Records contained in a dataset
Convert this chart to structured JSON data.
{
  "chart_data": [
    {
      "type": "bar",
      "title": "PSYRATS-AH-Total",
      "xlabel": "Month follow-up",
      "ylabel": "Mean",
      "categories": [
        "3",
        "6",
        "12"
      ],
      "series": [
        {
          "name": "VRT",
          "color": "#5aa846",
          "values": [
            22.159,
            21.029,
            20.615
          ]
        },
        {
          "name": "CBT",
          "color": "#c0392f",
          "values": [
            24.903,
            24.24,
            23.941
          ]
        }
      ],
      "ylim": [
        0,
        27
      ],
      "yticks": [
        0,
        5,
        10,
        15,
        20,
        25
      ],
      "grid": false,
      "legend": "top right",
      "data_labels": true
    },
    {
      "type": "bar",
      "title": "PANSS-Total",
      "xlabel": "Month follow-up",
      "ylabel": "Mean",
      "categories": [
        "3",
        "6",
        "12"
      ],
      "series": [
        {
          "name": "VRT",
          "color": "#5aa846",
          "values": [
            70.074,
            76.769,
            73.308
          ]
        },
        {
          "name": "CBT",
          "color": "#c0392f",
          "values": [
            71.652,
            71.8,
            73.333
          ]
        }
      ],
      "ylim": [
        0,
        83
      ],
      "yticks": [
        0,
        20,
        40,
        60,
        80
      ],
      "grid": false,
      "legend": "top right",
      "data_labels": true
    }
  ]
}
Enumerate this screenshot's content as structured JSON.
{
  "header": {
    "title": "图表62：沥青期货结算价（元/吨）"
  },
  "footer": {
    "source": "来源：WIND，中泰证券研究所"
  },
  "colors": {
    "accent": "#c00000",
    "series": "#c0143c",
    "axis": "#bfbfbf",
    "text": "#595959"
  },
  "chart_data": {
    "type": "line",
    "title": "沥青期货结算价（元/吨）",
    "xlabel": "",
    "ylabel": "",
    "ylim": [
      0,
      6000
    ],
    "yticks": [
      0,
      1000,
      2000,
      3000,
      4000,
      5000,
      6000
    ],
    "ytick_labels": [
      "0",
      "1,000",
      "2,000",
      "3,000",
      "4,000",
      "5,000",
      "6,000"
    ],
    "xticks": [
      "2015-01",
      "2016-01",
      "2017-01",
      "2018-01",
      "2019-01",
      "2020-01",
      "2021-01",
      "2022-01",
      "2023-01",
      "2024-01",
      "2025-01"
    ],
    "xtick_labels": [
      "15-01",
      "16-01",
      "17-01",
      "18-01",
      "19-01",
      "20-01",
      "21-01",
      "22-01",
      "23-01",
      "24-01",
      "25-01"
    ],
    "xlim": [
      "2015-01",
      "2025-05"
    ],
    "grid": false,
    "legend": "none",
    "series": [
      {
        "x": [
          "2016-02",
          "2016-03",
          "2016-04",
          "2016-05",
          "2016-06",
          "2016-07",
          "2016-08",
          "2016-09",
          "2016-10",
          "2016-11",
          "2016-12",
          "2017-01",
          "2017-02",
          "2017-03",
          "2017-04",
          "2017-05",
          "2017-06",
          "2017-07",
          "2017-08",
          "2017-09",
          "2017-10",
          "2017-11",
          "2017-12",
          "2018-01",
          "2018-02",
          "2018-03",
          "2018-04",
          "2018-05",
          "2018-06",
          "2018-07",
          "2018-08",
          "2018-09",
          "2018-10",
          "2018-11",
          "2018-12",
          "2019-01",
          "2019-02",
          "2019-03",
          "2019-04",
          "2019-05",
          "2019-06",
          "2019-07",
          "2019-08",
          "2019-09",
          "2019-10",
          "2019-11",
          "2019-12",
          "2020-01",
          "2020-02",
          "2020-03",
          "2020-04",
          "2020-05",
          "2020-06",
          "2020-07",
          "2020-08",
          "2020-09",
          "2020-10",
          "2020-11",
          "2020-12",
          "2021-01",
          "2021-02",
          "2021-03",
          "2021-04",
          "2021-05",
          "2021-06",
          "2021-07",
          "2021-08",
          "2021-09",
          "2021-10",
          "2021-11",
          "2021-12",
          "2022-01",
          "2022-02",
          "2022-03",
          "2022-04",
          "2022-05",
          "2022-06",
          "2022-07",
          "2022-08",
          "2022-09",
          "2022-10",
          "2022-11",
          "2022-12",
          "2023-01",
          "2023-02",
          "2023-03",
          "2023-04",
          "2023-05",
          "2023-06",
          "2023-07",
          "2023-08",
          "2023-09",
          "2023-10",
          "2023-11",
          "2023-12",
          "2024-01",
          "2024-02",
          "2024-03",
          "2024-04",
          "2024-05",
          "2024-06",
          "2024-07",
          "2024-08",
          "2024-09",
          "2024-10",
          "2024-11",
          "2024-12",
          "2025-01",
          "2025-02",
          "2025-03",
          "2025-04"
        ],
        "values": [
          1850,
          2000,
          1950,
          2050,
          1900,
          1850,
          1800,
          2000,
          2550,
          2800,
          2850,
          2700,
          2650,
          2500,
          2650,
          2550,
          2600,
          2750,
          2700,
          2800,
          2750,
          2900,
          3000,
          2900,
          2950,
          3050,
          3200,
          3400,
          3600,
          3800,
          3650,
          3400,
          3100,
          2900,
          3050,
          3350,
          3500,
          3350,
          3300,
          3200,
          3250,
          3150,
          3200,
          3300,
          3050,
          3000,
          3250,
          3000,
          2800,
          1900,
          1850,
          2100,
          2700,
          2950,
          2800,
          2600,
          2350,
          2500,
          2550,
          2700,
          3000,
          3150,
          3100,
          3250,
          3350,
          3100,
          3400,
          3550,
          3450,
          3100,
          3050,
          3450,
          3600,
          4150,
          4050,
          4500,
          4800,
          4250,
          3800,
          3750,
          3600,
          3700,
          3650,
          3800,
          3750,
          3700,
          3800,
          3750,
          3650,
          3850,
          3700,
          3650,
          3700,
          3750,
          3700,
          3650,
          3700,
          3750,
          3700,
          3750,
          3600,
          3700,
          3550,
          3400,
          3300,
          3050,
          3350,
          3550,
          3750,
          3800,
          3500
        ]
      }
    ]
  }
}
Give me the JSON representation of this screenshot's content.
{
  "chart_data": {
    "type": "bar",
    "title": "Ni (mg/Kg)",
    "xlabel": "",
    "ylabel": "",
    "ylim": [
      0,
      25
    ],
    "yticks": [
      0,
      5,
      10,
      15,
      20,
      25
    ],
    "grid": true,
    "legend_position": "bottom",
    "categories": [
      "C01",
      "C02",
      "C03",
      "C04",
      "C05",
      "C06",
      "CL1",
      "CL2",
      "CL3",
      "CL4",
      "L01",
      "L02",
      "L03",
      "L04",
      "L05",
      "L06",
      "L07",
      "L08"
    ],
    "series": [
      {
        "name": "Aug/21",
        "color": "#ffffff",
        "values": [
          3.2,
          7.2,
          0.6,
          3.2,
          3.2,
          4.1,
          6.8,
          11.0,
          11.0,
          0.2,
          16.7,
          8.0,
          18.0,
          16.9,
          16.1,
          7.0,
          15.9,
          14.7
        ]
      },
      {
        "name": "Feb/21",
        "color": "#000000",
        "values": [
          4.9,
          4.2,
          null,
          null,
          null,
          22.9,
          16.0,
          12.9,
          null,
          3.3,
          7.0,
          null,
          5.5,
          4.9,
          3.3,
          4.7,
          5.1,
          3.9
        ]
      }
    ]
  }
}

What to do >>
Check each line of the records for the word "grid" and extract those that contain it.

Problem solution >>
      "grid": false,
      "grid": false,
    "grid": false,
    "grid": true,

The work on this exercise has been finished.